(Dataset listings of figures)

■ ■ ■ ■ ■

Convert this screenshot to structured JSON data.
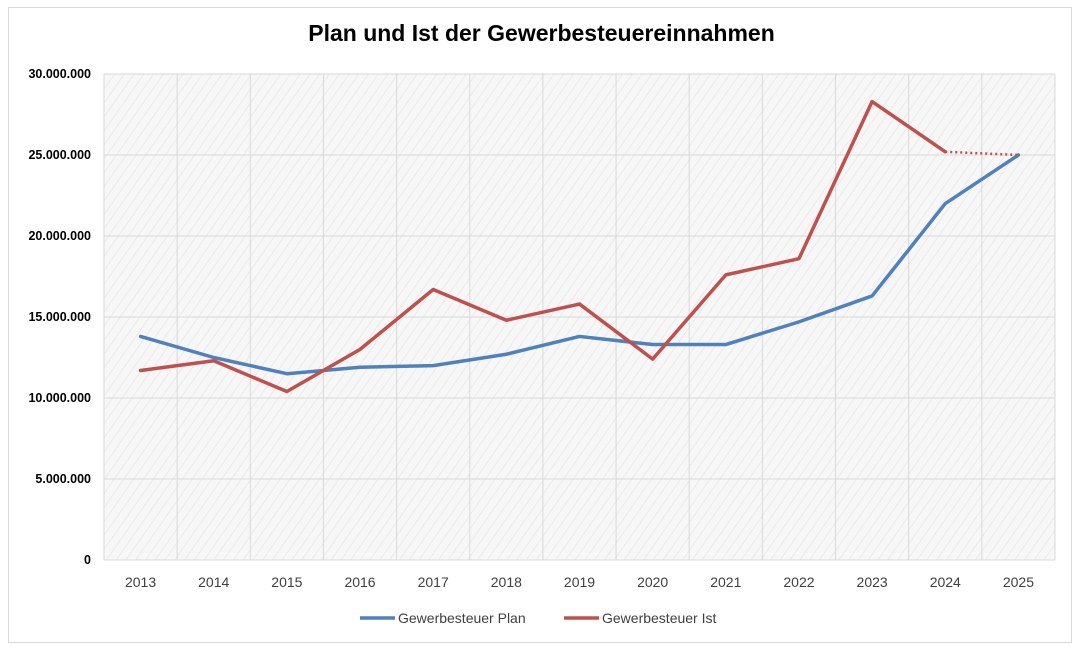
{
  "chart_data": {
    "type": "line",
    "title": "Plan und Ist der Gewerbesteuereinnahmen",
    "xlabel": "",
    "ylabel": "",
    "categories": [
      "2013",
      "2014",
      "2015",
      "2016",
      "2017",
      "2018",
      "2019",
      "2020",
      "2021",
      "2022",
      "2023",
      "2024",
      "2025"
    ],
    "ylim": [
      0,
      30000000
    ],
    "yticks": [
      0,
      5000000,
      10000000,
      15000000,
      20000000,
      25000000,
      30000000
    ],
    "ytick_labels": [
      "0",
      "5.000.000",
      "10.000.000",
      "15.000.000",
      "20.000.000",
      "25.000.000",
      "30.000.000"
    ],
    "grid": true,
    "legend_position": "bottom",
    "series": [
      {
        "name": "Gewerbesteuer Plan",
        "color": "#4f81bd",
        "values": [
          13800000,
          12500000,
          11500000,
          11900000,
          12000000,
          12700000,
          13800000,
          13300000,
          13300000,
          14700000,
          16300000,
          22000000,
          25000000
        ]
      },
      {
        "name": "Gewerbesteuer Ist",
        "color": "#c0504d",
        "values": [
          11700000,
          12300000,
          10400000,
          13000000,
          16700000,
          14800000,
          15800000,
          12400000,
          17600000,
          18600000,
          28300000,
          25200000,
          25000000
        ],
        "dotted_from_index": 11
      }
    ]
  }
}
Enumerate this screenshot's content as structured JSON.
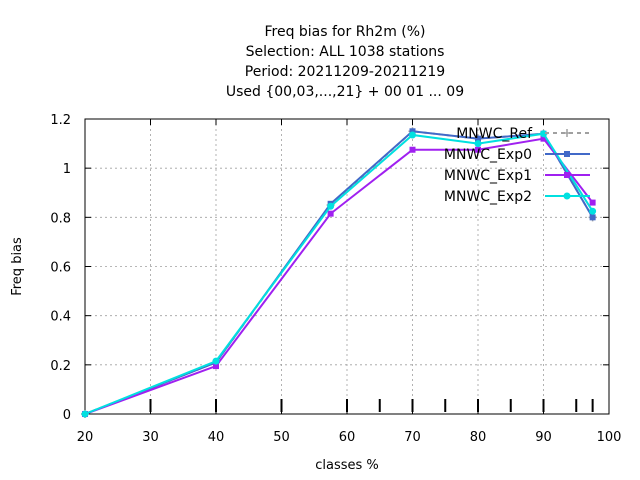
{
  "chart_data": {
    "type": "line",
    "title_lines": [
      "Freq bias  for Rh2m (%)",
      "Selection: ALL    1038 stations",
      "Period: 20211209-20211219",
      "Used {00,03,...,21} + 00 01 ... 09"
    ],
    "xlabel": "classes %",
    "ylabel": "Freq bias",
    "xlim": [
      20,
      100
    ],
    "ylim": [
      0,
      1.2
    ],
    "xticks": [
      20,
      30,
      40,
      50,
      60,
      70,
      80,
      90,
      100
    ],
    "yticks": [
      0,
      0.2,
      0.4,
      0.6,
      0.8,
      1,
      1.2
    ],
    "xtick_labels": [
      "20",
      "30",
      "40",
      "50",
      "60",
      "70",
      "80",
      "90",
      "100"
    ],
    "ytick_labels": [
      "0",
      "0.2",
      "0.4",
      "0.6",
      "0.8",
      "1",
      "1.2"
    ],
    "grid": true,
    "legend_position": "top-right",
    "bottom_marks": [
      30,
      40,
      50,
      60,
      65,
      70,
      75,
      80,
      85,
      90,
      95,
      97.5
    ],
    "x": [
      20,
      40,
      57.5,
      70,
      80,
      90,
      97.5
    ],
    "series": [
      {
        "name": "MNWC_Ref",
        "color": "#a0a0a0",
        "dash": "4,4",
        "marker": "plus",
        "values": [
          0.0,
          0.21,
          0.85,
          1.15,
          1.12,
          1.14,
          0.8
        ]
      },
      {
        "name": "MNWC_Exp0",
        "color": "#4169c8",
        "dash": "",
        "marker": "square",
        "values": [
          0.0,
          0.21,
          0.855,
          1.15,
          1.12,
          1.14,
          0.8
        ]
      },
      {
        "name": "MNWC_Exp1",
        "color": "#a020f0",
        "dash": "",
        "marker": "square",
        "values": [
          0.0,
          0.195,
          0.815,
          1.075,
          1.075,
          1.12,
          0.86
        ]
      },
      {
        "name": "MNWC_Exp2",
        "color": "#00e0e0",
        "dash": "",
        "marker": "circle",
        "values": [
          0.0,
          0.215,
          0.845,
          1.135,
          1.1,
          1.14,
          0.825
        ]
      }
    ]
  }
}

■ ■ ■ ■ ■

> EXERCISE PROMPT:
Leave out all images, then reproduce the entries above exactly.

> SOLUTION:
Convert this screenshot to structured JSON data.
{
  "chart_data": {
    "type": "line",
    "title": "Plan und Ist der Gewerbesteuereinnahmen",
    "xlabel": "",
    "ylabel": "",
    "categories": [
      "2013",
      "2014",
      "2015",
      "2016",
      "2017",
      "2018",
      "2019",
      "2020",
      "2021",
      "2022",
      "2023",
      "2024",
      "2025"
    ],
    "ylim": [
      0,
      30000000
    ],
    "yticks": [
      0,
      5000000,
      10000000,
      15000000,
      20000000,
      25000000,
      30000000
    ],
    "ytick_labels": [
      "0",
      "5.000.000",
      "10.000.000",
      "15.000.000",
      "20.000.000",
      "25.000.000",
      "30.000.000"
    ],
    "grid": true,
    "legend_position": "bottom",
    "series": [
      {
        "name": "Gewerbesteuer Plan",
        "color": "#4f81bd",
        "values": [
          13800000,
          12500000,
          11500000,
          11900000,
          12000000,
          12700000,
          13800000,
          13300000,
          13300000,
          14700000,
          16300000,
          22000000,
          25000000
        ]
      },
      {
        "name": "Gewerbesteuer Ist",
        "color": "#c0504d",
        "values": [
          11700000,
          12300000,
          10400000,
          13000000,
          16700000,
          14800000,
          15800000,
          12400000,
          17600000,
          18600000,
          28300000,
          25200000,
          25000000
        ],
        "dotted_from_index": 11
      }
    ]
  }
}
Enumerate this screenshot's content as structured JSON.
{
  "chart_data": {
    "type": "line",
    "title_lines": [
      "Freq bias  for Rh2m (%)",
      "Selection: ALL    1038 stations",
      "Period: 20211209-20211219",
      "Used {00,03,...,21} + 00 01 ... 09"
    ],
    "xlabel": "classes %",
    "ylabel": "Freq bias",
    "xlim": [
      20,
      100
    ],
    "ylim": [
      0,
      1.2
    ],
    "xticks": [
      20,
      30,
      40,
      50,
      60,
      70,
      80,
      90,
      100
    ],
    "yticks": [
      0,
      0.2,
      0.4,
      0.6,
      0.8,
      1,
      1.2
    ],
    "xtick_labels": [
      "20",
      "30",
      "40",
      "50",
      "60",
      "70",
      "80",
      "90",
      "100"
    ],
    "ytick_labels": [
      "0",
      "0.2",
      "0.4",
      "0.6",
      "0.8",
      "1",
      "1.2"
    ],
    "grid": true,
    "legend_position": "top-right",
    "bottom_marks": [
      30,
      40,
      50,
      60,
      65,
      70,
      75,
      80,
      85,
      90,
      95,
      97.5
    ],
    "x": [
      20,
      40,
      57.5,
      70,
      80,
      90,
      97.5
    ],
    "series": [
      {
        "name": "MNWC_Ref",
        "color": "#a0a0a0",
        "dash": "4,4",
        "marker": "plus",
        "values": [
          0.0,
          0.21,
          0.85,
          1.15,
          1.12,
          1.14,
          0.8
        ]
      },
      {
        "name": "MNWC_Exp0",
        "color": "#4169c8",
        "dash": "",
        "marker": "square",
        "values": [
          0.0,
          0.21,
          0.855,
          1.15,
          1.12,
          1.14,
          0.8
        ]
      },
      {
        "name": "MNWC_Exp1",
        "color": "#a020f0",
        "dash": "",
        "marker": "square",
        "values": [
          0.0,
          0.195,
          0.815,
          1.075,
          1.075,
          1.12,
          0.86
        ]
      },
      {
        "name": "MNWC_Exp2",
        "color": "#00e0e0",
        "dash": "",
        "marker": "circle",
        "values": [
          0.0,
          0.215,
          0.845,
          1.135,
          1.1,
          1.14,
          0.825
        ]
      }
    ]
  }
}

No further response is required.